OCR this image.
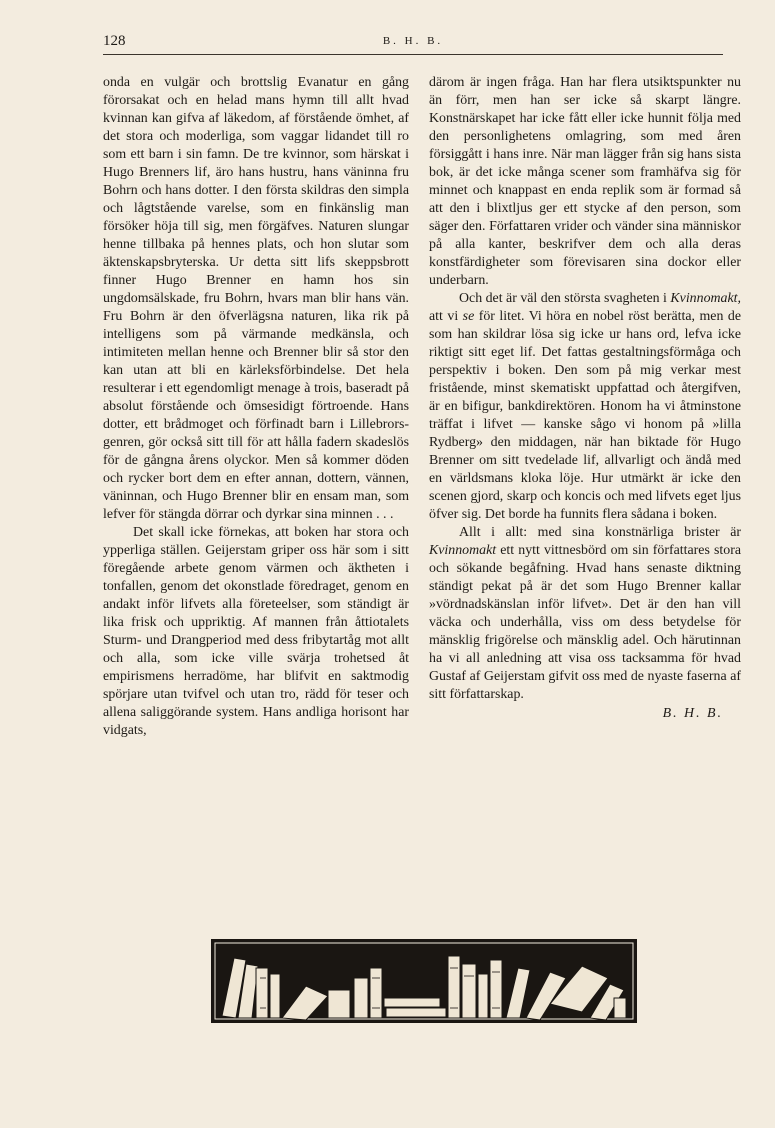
128	B. H. B.

onda en vulgär och brottslig Evanatur en gång förorsakat och en helad mans hymn till allt hvad kvinnan kan gifva af läkedom, af förstående ömhet, af det stora och moderliga, som vaggar lidandet till ro som ett barn i sin famn. De tre kvinnor, som härskat i Hugo Brenners lif, äro hans hustru, hans väninna fru Bohrn och hans dotter. I den första skildras den simpla och lågtstående varelse, som en finkänslig man försöker höja till sig, men förgäfves. Naturen slungar henne tillbaka på hennes plats, och hon slutar som äktenskapsbryterska. Ur detta sitt lifs skeppsbrott finner Hugo Brenner en hamn hos sin ungdomsälskade, fru Bohrn, hvars man blir hans vän. Fru Bohrn är den öfverlägsna naturen, lika rik på intelligens som på värmande medkänsla, och intimiteten mellan henne och Brenner blir så stor den kan utan att bli en kärleksförbindelse. Det hela resulterar i ett egendomligt menage à trois, baseradt på absolut förstående och ömsesidigt förtroende. Hans dotter, ett brådmoget och förfinadt barn i Lillebrors-genren, gör också sitt till för att hålla fadern skadeslös för de gångna årens olyckor. Men så kommer döden och rycker bort dem en efter annan, dottern, vännen, väninnan, och Hugo Brenner blir en ensam man, som lefver för stängda dörrar och dyrkar sina minnen . . .

Det skall icke förnekas, att boken har stora och ypperliga ställen. Geijerstam griper oss här som i sitt föregående arbete genom värmen och äktheten i tonfallen, genom det okonstlade föredraget, genom en andakt inför lifvets alla företeelser, som ständigt är lika frisk och uppriktig. Af mannen från åttiotalets Sturm- und Drangperiod med dess fribytartåg mot allt och alla, som icke ville svärja trohetsed åt empirismens herradöme, har blifvit en saktmodig spörjare utan tvifvel och utan tro, rädd för teser och allena saliggörande system. Hans andliga horisont har vidgats,

därom är ingen fråga. Han har flera utsiktspunkter nu än förr, men han ser icke så skarpt längre. Konstnärskapet har icke fått eller icke hunnit följa med den personlighetens omlagring, som med åren försiggått i hans inre. När man lägger från sig hans sista bok, är det icke många scener som framhäfva sig för minnet och knappast en enda replik som är formad så att den i blixtljus ger ett stycke af den person, som säger den. Författaren vrider och vänder sina människor på alla kanter, beskrifver dem och alla deras konstfärdigheter som förevisaren sina dockor eller underbarn.

Och det är väl den största svagheten i Kvinnomakt, att vi se för litet. Vi höra en nobel röst berätta, men de som han skildrar lösa sig icke ur hans ord, lefva icke riktigt sitt eget lif. Det fattas gestaltningsförmåga och perspektiv i boken. Den som på mig verkar mest fristående, minst skematiskt uppfattad och återgifven, är en bifigur, bankdirektören. Honom ha vi åtminstone träffat i lifvet — kanske sågo vi honom på »lilla Rydberg» den middagen, när han biktade för Hugo Brenner om sitt tvedelade lif, allvarligt och ändå med en världsmans kloka löje. Hur utmärkt är icke den scenen gjord, skarp och koncis och med lifvets eget ljus öfver sig. Det borde ha funnits flera sådana i boken.

Allt i allt: med sina konstnärliga brister är Kvinnomakt ett nytt vittnesbörd om sin författares stora och sökande begåfning. Hvad hans senaste diktning ständigt pekat på är det som Hugo Brenner kallar »vördnadskänslan inför lifvet». Det är den han vill väcka och underhålla, viss om dess betydelse för mänsklig frigörelse och mänsklig adel. Och härutinnan ha vi all anledning att visa oss tacksamma för hvad Gustaf af Geijerstam gifvit oss med de nyaste faserna af sitt författarskap.

B. H. B.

YOUR ASSIGNMENT |
Report every line of the data in which "inför" appears.

TASK OUTPUT |
Det skall icke förnekas, att boken har stora och ypperliga ställen. Geijerstam griper oss här som i sitt föregående arbete genom värmen och äktheten i tonfallen, genom det okonstlade föredraget, genom en andakt inför lifvets alla företeelser, som ständigt är lika frisk och uppriktig. Af mannen från åttiotalets Sturm- und Drangperiod med dess fribytartåg mot allt och alla, som icke ville svärja trohetsed åt empirismens herradöme, har blifvit en saktmodig spörjare utan tvifvel och utan tro, rädd för teser och allena saliggörande system. Hans andliga horisont har vidgats,
Allt i allt: med sina konstnärliga brister är Kvinnomakt ett nytt vittnesbörd om sin författares stora och sökande begåfning. Hvad hans senaste diktning ständigt pekat på är det som Hugo Brenner kallar »vördnadskänslan inför lifvet». Det är den han vill väcka och underhålla, viss om dess betydelse för mänsklig frigörelse och mänsklig adel. Och härutinnan ha vi all anledning att visa oss tacksamma för hvad Gustaf af Geijerstam gifvit oss med de nyaste faserna af sitt författarskap.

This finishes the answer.